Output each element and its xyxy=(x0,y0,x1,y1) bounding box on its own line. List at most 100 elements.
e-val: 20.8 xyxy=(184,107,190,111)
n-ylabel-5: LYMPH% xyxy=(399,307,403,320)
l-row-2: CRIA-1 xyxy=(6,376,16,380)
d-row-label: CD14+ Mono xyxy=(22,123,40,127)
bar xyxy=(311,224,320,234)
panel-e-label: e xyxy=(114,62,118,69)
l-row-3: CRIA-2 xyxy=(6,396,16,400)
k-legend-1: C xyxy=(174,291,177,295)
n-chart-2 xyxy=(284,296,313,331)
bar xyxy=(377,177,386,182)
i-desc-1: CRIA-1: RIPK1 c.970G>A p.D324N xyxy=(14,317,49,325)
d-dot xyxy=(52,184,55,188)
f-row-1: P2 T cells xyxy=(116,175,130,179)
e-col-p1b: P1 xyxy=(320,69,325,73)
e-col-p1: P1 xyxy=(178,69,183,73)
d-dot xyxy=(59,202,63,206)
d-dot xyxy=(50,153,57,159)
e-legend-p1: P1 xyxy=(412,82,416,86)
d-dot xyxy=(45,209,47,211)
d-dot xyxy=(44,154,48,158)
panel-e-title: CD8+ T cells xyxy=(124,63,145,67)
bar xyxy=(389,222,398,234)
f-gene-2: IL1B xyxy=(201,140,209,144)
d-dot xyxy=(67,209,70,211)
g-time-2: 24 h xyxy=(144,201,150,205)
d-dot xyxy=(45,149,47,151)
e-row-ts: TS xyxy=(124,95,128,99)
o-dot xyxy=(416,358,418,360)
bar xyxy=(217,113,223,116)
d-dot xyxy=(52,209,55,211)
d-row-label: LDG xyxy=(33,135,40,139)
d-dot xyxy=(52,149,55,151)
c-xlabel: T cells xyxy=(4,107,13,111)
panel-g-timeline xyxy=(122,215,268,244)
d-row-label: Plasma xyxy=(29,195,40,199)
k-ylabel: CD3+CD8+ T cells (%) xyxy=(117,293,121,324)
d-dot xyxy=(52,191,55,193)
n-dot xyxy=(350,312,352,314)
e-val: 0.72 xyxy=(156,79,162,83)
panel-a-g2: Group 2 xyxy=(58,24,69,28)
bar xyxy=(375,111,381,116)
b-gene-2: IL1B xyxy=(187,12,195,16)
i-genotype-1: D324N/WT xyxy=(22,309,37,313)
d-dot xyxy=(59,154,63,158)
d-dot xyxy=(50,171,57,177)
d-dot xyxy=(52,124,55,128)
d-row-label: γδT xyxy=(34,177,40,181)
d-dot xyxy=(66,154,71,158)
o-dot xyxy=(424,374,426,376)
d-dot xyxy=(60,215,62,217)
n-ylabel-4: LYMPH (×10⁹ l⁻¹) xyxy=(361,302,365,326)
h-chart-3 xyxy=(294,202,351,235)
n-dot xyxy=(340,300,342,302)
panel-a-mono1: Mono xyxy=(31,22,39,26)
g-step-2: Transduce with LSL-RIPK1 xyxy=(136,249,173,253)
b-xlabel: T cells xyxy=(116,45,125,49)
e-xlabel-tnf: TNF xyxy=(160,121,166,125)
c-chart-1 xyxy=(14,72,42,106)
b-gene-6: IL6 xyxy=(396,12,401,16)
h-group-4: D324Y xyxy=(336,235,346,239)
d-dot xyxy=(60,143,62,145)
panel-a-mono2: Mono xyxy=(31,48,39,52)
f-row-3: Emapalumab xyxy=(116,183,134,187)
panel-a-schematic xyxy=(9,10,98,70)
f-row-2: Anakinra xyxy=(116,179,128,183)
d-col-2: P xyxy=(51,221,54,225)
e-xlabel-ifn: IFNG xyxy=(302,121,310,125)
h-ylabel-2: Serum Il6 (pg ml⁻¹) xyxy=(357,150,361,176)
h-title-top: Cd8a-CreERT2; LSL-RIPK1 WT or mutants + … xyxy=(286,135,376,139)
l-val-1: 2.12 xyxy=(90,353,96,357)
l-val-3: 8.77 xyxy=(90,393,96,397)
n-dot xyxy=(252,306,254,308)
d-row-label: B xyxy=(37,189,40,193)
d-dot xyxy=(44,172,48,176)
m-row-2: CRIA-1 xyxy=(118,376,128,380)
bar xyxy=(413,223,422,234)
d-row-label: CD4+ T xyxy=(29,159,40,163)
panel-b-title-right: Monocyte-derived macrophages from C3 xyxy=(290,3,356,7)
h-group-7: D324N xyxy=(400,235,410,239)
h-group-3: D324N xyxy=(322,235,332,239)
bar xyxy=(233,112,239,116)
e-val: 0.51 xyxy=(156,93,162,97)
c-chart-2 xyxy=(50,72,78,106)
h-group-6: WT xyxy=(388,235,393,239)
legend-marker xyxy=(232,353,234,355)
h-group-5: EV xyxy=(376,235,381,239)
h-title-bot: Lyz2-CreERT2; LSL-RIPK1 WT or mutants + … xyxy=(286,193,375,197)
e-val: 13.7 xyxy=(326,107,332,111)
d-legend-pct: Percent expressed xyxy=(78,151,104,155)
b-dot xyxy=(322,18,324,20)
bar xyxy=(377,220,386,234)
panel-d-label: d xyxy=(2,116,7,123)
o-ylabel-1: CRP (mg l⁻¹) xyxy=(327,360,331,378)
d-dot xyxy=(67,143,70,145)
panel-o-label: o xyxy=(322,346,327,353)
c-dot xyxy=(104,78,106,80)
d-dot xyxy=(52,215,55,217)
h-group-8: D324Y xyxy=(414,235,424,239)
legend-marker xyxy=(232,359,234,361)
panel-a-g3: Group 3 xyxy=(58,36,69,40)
-.-.-
What the task asks:
An exact copy of every entry is required.

Final answer:
Output each element and its xyxy=(x0,y0,x1,y1) bounding box on its own line. List at most 100 elements.
e-val: 20.8 xyxy=(184,107,190,111)
n-ylabel-5: LYMPH% xyxy=(399,307,403,320)
l-row-2: CRIA-1 xyxy=(6,376,16,380)
d-row-label: CD14+ Mono xyxy=(22,123,40,127)
bar xyxy=(311,224,320,234)
panel-e-label: e xyxy=(114,62,118,69)
l-row-3: CRIA-2 xyxy=(6,396,16,400)
k-legend-1: C xyxy=(174,291,177,295)
n-chart-2 xyxy=(284,296,313,331)
bar xyxy=(377,177,386,182)
i-desc-1: CRIA-1: RIPK1 c.970G>A p.D324N xyxy=(14,317,49,325)
d-dot xyxy=(52,184,55,188)
f-row-1: P2 T cells xyxy=(116,175,130,179)
e-col-p1b: P1 xyxy=(320,69,325,73)
e-col-p1: P1 xyxy=(178,69,183,73)
d-dot xyxy=(59,202,63,206)
d-dot xyxy=(50,153,57,159)
e-legend-p1: P1 xyxy=(412,82,416,86)
d-dot xyxy=(45,209,47,211)
d-dot xyxy=(44,154,48,158)
panel-e-title: CD8+ T cells xyxy=(124,63,145,67)
bar xyxy=(389,222,398,234)
f-gene-2: IL1B xyxy=(201,140,209,144)
d-dot xyxy=(67,209,70,211)
g-time-2: 24 h xyxy=(144,201,150,205)
d-dot xyxy=(45,149,47,151)
e-row-ts: TS xyxy=(124,95,128,99)
o-dot xyxy=(416,358,418,360)
bar xyxy=(217,113,223,116)
d-dot xyxy=(52,209,55,211)
d-row-label: LDG xyxy=(33,135,40,139)
d-dot xyxy=(52,149,55,151)
c-xlabel: T cells xyxy=(4,107,13,111)
panel-g-timeline xyxy=(122,215,268,244)
d-row-label: Plasma xyxy=(29,195,40,199)
k-ylabel: CD3+CD8+ T cells (%) xyxy=(117,293,121,324)
d-dot xyxy=(52,191,55,193)
n-dot xyxy=(350,312,352,314)
e-val: 0.72 xyxy=(156,79,162,83)
panel-a-g2: Group 2 xyxy=(58,24,69,28)
bar xyxy=(375,111,381,116)
b-gene-2: IL1B xyxy=(187,12,195,16)
i-genotype-1: D324N/WT xyxy=(22,309,37,313)
d-dot xyxy=(59,154,63,158)
d-dot xyxy=(50,171,57,177)
d-dot xyxy=(52,124,55,128)
d-row-label: γδT xyxy=(34,177,40,181)
d-dot xyxy=(66,154,71,158)
o-dot xyxy=(424,374,426,376)
d-dot xyxy=(60,215,62,217)
n-ylabel-4: LYMPH (×10⁹ l⁻¹) xyxy=(361,302,365,326)
h-chart-3 xyxy=(294,202,351,235)
n-dot xyxy=(340,300,342,302)
panel-a-mono1: Mono xyxy=(31,22,39,26)
g-step-2: Transduce with LSL-RIPK1 xyxy=(136,249,173,253)
b-xlabel: T cells xyxy=(116,45,125,49)
e-xlabel-tnf: TNF xyxy=(160,121,166,125)
c-chart-1 xyxy=(14,72,42,106)
b-gene-6: IL6 xyxy=(396,12,401,16)
h-group-4: D324Y xyxy=(336,235,346,239)
d-dot xyxy=(60,143,62,145)
panel-a-mono2: Mono xyxy=(31,48,39,52)
f-row-3: Emapalumab xyxy=(116,183,134,187)
panel-a-schematic xyxy=(9,10,98,70)
f-row-2: Anakinra xyxy=(116,179,128,183)
d-col-2: P xyxy=(51,221,54,225)
e-xlabel-ifn: IFNG xyxy=(302,121,310,125)
h-ylabel-2: Serum Il6 (pg ml⁻¹) xyxy=(357,150,361,176)
h-title-top: Cd8a-CreERT2; LSL-RIPK1 WT or mutants + … xyxy=(286,135,376,139)
l-val-1: 2.12 xyxy=(90,353,96,357)
l-val-3: 8.77 xyxy=(90,393,96,397)
n-dot xyxy=(252,306,254,308)
d-row-label: B xyxy=(37,189,40,193)
d-dot xyxy=(44,172,48,176)
m-row-2: CRIA-1 xyxy=(118,376,128,380)
bar xyxy=(413,223,422,234)
d-row-label: CD4+ T xyxy=(29,159,40,163)
panel-b-title-right: Monocyte-derived macrophages from C3 xyxy=(290,3,356,7)
h-group-7: D324N xyxy=(400,235,410,239)
h-group-3: D324N xyxy=(322,235,332,239)
bar xyxy=(233,112,239,116)
e-val: 0.51 xyxy=(156,93,162,97)
c-chart-2 xyxy=(50,72,78,106)
h-group-6: WT xyxy=(388,235,393,239)
legend-marker xyxy=(232,353,234,355)
h-group-5: EV xyxy=(376,235,381,239)
h-title-bot: Lyz2-CreERT2; LSL-RIPK1 WT or mutants + … xyxy=(286,193,375,197)
e-val: 13.7 xyxy=(326,107,332,111)
d-legend-pct: Percent expressed xyxy=(78,151,104,155)
b-dot xyxy=(322,18,324,20)
bar xyxy=(377,220,386,234)
panel-d-label: d xyxy=(2,116,7,123)
o-ylabel-1: CRP (mg l⁻¹) xyxy=(327,360,331,378)
d-dot xyxy=(67,143,70,145)
panel-o-label: o xyxy=(322,346,327,353)
c-dot xyxy=(104,78,106,80)
d-dot xyxy=(52,215,55,217)
h-group-8: D324Y xyxy=(414,235,424,239)
legend-marker xyxy=(232,359,234,361)
panel-a-g3: Group 3 xyxy=(58,36,69,40)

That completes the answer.